[Records for processing start]

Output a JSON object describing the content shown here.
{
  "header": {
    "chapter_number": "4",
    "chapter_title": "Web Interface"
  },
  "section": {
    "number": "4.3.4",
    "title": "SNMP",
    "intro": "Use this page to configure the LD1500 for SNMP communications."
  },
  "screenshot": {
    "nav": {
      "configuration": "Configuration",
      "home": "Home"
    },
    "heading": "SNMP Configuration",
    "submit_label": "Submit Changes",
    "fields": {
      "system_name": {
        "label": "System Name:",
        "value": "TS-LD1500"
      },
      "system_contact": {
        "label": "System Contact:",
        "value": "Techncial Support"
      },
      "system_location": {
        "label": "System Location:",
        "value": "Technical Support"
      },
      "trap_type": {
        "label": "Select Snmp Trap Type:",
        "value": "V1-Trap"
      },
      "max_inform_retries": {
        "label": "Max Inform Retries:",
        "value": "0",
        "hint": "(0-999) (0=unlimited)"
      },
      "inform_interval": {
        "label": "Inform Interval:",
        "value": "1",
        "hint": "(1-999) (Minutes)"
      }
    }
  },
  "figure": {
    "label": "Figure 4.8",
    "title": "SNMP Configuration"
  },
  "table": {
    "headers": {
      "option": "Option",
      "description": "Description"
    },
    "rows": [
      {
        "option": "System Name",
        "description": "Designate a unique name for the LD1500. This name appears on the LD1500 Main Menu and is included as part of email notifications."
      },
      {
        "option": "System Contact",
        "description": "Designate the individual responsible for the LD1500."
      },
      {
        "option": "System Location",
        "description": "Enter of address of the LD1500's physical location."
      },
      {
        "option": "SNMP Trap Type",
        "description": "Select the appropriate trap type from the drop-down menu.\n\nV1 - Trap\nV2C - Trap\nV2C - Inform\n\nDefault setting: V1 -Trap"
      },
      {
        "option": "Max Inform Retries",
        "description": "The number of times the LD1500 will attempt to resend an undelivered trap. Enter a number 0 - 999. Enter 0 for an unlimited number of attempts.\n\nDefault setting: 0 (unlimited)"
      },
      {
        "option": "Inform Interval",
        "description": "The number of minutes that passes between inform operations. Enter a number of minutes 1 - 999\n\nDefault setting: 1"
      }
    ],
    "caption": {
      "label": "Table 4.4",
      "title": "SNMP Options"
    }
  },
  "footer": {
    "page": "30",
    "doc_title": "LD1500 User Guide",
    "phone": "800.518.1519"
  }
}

[Records for processing end]

→ **What is being asked**:
From the records given above, copy all lines containing "value".

→ **Solution for this task**:
        "value": "TS-LD1500"
        "value": "Techncial Support"
        "value": "Technical Support"
        "value": "V1-Trap"
        "value": "0",
        "value": "1",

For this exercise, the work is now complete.